__Data extract__:
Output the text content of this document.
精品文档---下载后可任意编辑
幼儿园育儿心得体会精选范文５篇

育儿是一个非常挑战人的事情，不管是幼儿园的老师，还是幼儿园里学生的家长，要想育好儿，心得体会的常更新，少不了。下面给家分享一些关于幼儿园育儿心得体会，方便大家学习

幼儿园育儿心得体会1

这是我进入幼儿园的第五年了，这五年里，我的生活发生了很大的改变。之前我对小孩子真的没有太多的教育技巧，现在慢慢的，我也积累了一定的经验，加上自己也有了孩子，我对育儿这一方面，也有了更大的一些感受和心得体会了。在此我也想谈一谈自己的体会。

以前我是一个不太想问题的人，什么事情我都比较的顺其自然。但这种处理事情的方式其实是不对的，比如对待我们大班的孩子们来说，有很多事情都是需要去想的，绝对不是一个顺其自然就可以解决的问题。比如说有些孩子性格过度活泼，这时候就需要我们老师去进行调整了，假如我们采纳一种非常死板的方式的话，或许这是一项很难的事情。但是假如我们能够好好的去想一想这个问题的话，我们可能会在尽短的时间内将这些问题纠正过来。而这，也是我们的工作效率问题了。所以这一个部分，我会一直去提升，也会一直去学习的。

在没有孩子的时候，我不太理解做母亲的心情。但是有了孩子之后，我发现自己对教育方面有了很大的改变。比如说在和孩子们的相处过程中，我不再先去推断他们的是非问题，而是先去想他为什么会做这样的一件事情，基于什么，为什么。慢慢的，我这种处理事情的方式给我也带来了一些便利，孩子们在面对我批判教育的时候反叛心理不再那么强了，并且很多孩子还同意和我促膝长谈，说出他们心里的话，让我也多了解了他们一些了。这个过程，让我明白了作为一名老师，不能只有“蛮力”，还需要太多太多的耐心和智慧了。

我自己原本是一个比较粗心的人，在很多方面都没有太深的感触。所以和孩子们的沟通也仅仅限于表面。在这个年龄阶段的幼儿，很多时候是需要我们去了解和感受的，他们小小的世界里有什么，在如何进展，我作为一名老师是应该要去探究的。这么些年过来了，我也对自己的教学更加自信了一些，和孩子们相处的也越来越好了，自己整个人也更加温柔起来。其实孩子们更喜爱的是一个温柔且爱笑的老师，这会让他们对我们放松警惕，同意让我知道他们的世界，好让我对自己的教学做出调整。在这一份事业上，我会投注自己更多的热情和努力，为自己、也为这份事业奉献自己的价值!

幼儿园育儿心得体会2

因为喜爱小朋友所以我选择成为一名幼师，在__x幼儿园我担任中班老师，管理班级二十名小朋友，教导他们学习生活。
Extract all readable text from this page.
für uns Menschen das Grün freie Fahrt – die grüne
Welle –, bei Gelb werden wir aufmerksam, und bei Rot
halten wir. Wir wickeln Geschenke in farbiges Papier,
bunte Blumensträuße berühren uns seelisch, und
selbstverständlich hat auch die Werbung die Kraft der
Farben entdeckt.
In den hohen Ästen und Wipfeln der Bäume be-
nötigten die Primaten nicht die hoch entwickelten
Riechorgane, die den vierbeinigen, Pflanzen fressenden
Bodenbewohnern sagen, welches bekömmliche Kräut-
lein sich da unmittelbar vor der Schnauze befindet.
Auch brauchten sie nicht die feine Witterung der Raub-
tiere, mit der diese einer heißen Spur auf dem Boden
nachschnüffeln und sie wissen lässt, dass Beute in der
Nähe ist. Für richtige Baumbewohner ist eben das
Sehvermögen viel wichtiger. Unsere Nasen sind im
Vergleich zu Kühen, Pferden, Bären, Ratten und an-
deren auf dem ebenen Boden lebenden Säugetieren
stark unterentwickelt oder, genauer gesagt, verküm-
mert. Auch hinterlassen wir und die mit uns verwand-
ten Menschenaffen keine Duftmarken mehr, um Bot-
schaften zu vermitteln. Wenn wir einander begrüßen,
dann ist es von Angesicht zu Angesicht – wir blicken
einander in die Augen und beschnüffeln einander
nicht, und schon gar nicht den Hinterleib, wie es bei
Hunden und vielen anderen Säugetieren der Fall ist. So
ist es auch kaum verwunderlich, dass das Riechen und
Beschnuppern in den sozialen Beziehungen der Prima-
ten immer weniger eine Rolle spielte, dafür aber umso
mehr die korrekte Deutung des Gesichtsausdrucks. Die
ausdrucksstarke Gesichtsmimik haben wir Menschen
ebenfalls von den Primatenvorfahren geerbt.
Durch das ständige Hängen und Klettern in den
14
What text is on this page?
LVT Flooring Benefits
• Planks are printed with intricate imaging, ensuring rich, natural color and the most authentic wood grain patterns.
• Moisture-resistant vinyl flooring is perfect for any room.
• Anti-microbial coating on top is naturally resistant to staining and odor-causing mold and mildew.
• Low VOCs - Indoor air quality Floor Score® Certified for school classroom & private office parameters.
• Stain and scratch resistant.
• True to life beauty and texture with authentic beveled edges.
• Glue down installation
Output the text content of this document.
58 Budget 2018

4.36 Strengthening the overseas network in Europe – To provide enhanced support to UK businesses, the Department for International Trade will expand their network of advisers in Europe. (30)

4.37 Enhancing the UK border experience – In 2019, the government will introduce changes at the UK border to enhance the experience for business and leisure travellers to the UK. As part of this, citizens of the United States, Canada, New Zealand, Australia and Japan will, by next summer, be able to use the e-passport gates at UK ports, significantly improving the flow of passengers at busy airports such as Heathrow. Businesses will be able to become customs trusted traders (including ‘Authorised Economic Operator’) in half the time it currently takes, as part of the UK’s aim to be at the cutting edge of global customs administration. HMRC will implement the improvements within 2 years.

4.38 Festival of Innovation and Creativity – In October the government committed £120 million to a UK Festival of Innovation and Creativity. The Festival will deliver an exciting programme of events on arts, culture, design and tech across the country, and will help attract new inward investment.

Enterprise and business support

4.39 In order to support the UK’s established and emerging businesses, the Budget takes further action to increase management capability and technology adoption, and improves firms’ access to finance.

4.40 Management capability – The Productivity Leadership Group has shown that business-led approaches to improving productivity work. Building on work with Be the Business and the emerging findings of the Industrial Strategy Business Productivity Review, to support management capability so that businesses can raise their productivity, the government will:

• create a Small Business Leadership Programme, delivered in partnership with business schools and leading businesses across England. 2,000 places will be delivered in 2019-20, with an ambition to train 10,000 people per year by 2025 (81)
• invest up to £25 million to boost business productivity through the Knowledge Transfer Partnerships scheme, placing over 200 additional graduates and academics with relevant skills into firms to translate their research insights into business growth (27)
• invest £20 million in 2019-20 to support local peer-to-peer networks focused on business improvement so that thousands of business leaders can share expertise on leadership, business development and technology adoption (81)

__Stated exercise__: Please quote every record above exactly as it appears.

__Task result__:
Output the text content of this document.
精品文档---下载后可任意编辑
幼儿园育儿心得体会精选范文５篇

育儿是一个非常挑战人的事情，不管是幼儿园的老师，还是幼儿园里学生的家长，要想育好儿，心得体会的常更新，少不了。下面给家分享一些关于幼儿园育儿心得体会，方便大家学习

幼儿园育儿心得体会1

这是我进入幼儿园的第五年了，这五年里，我的生活发生了很大的改变。之前我对小孩子真的没有太多的教育技巧，现在慢慢的，我也积累了一定的经验，加上自己也有了孩子，我对育儿这一方面，也有了更大的一些感受和心得体会了。在此我也想谈一谈自己的体会。

以前我是一个不太想问题的人，什么事情我都比较的顺其自然。但这种处理事情的方式其实是不对的，比如对待我们大班的孩子们来说，有很多事情都是需要去想的，绝对不是一个顺其自然就可以解决的问题。比如说有些孩子性格过度活泼，这时候就需要我们老师去进行调整了，假如我们采纳一种非常死板的方式的话，或许这是一项很难的事情。但是假如我们能够好好的去想一想这个问题的话，我们可能会在尽短的时间内将这些问题纠正过来。而这，也是我们的工作效率问题了。所以这一个部分，我会一直去提升，也会一直去学习的。

在没有孩子的时候，我不太理解做母亲的心情。但是有了孩子之后，我发现自己对教育方面有了很大的改变。比如说在和孩子们的相处过程中，我不再先去推断他们的是非问题，而是先去想他为什么会做这样的一件事情，基于什么，为什么。慢慢的，我这种处理事情的方式给我也带来了一些便利，孩子们在面对我批判教育的时候反叛心理不再那么强了，并且很多孩子还同意和我促膝长谈，说出他们心里的话，让我也多了解了他们一些了。这个过程，让我明白了作为一名老师，不能只有“蛮力”，还需要太多太多的耐心和智慧了。

我自己原本是一个比较粗心的人，在很多方面都没有太深的感触。所以和孩子们的沟通也仅仅限于表面。在这个年龄阶段的幼儿，很多时候是需要我们去了解和感受的，他们小小的世界里有什么，在如何进展，我作为一名老师是应该要去探究的。这么些年过来了，我也对自己的教学更加自信了一些，和孩子们相处的也越来越好了，自己整个人也更加温柔起来。其实孩子们更喜爱的是一个温柔且爱笑的老师，这会让他们对我们放松警惕，同意让我知道他们的世界，好让我对自己的教学做出调整。在这一份事业上，我会投注自己更多的热情和努力，为自己、也为这份事业奉献自己的价值!

幼儿园育儿心得体会2

因为喜爱小朋友所以我选择成为一名幼师，在__x幼儿园我担任中班老师，管理班级二十名小朋友，教导他们学习生活。
Extract all readable text from this page.
für uns Menschen das Grün freie Fahrt – die grüne
Welle –, bei Gelb werden wir aufmerksam, und bei Rot
halten wir. Wir wickeln Geschenke in farbiges Papier,
bunte Blumensträuße berühren uns seelisch, und
selbstverständlich hat auch die Werbung die Kraft der
Farben entdeckt.
In den hohen Ästen und Wipfeln der Bäume be-
nötigten die Primaten nicht die hoch entwickelten
Riechorgane, die den vierbeinigen, Pflanzen fressenden
Bodenbewohnern sagen, welches bekömmliche Kräut-
lein sich da unmittelbar vor der Schnauze befindet.
Auch brauchten sie nicht die feine Witterung der Raub-
tiere, mit der diese einer heißen Spur auf dem Boden
nachschnüffeln und sie wissen lässt, dass Beute in der
Nähe ist. Für richtige Baumbewohner ist eben das
Sehvermögen viel wichtiger. Unsere Nasen sind im
Vergleich zu Kühen, Pferden, Bären, Ratten und an-
deren auf dem ebenen Boden lebenden Säugetieren
stark unterentwickelt oder, genauer gesagt, verküm-
mert. Auch hinterlassen wir und die mit uns verwand-
ten Menschenaffen keine Duftmarken mehr, um Bot-
schaften zu vermitteln. Wenn wir einander begrüßen,
dann ist es von Angesicht zu Angesicht – wir blicken
einander in die Augen und beschnüffeln einander
nicht, und schon gar nicht den Hinterleib, wie es bei
Hunden und vielen anderen Säugetieren der Fall ist. So
ist es auch kaum verwunderlich, dass das Riechen und
Beschnuppern in den sozialen Beziehungen der Prima-
ten immer weniger eine Rolle spielte, dafür aber umso
mehr die korrekte Deutung des Gesichtsausdrucks. Die
ausdrucksstarke Gesichtsmimik haben wir Menschen
ebenfalls von den Primatenvorfahren geerbt.
Durch das ständige Hängen und Klettern in den
14
What text is on this page?
LVT Flooring Benefits
• Planks are printed with intricate imaging, ensuring rich, natural color and the most authentic wood grain patterns.
• Moisture-resistant vinyl flooring is perfect for any room.
• Anti-microbial coating on top is naturally resistant to staining and odor-causing mold and mildew.
• Low VOCs - Indoor air quality Floor Score® Certified for school classroom & private office parameters.
• Stain and scratch resistant.
• True to life beauty and texture with authentic beveled edges.
• Glue down installation
Output the text content of this document.
58 Budget 2018

4.36 Strengthening the overseas network in Europe – To provide enhanced support to UK businesses, the Department for International Trade will expand their network of advisers in Europe. (30)

4.37 Enhancing the UK border experience – In 2019, the government will introduce changes at the UK border to enhance the experience for business and leisure travellers to the UK. As part of this, citizens of the United States, Canada, New Zealand, Australia and Japan will, by next summer, be able to use the e-passport gates at UK ports, significantly improving the flow of passengers at busy airports such as Heathrow. Businesses will be able to become customs trusted traders (including ‘Authorised Economic Operator’) in half the time it currently takes, as part of the UK’s aim to be at the cutting edge of global customs administration. HMRC will implement the improvements within 2 years.

4.38 Festival of Innovation and Creativity – In October the government committed £120 million to a UK Festival of Innovation and Creativity. The Festival will deliver an exciting programme of events on arts, culture, design and tech across the country, and will help attract new inward investment.

Enterprise and business support

4.39 In order to support the UK’s established and emerging businesses, the Budget takes further action to increase management capability and technology adoption, and improves firms’ access to finance.

4.40 Management capability – The Productivity Leadership Group has shown that business-led approaches to improving productivity work. Building on work with Be the Business and the emerging findings of the Industrial Strategy Business Productivity Review, to support management capability so that businesses can raise their productivity, the government will:

• create a Small Business Leadership Programme, delivered in partnership with business schools and leading businesses across England. 2,000 places will be delivered in 2019-20, with an ambition to train 10,000 people per year by 2025 (81)
• invest up to £25 million to boost business productivity through the Knowledge Transfer Partnerships scheme, placing over 200 additional graduates and academics with relevant skills into firms to translate their research insights into business growth (27)
• invest £20 million in 2019-20 to support local peer-to-peer networks focused on business improvement so that thousands of business leaders can share expertise on leadership, business development and technology adoption (81)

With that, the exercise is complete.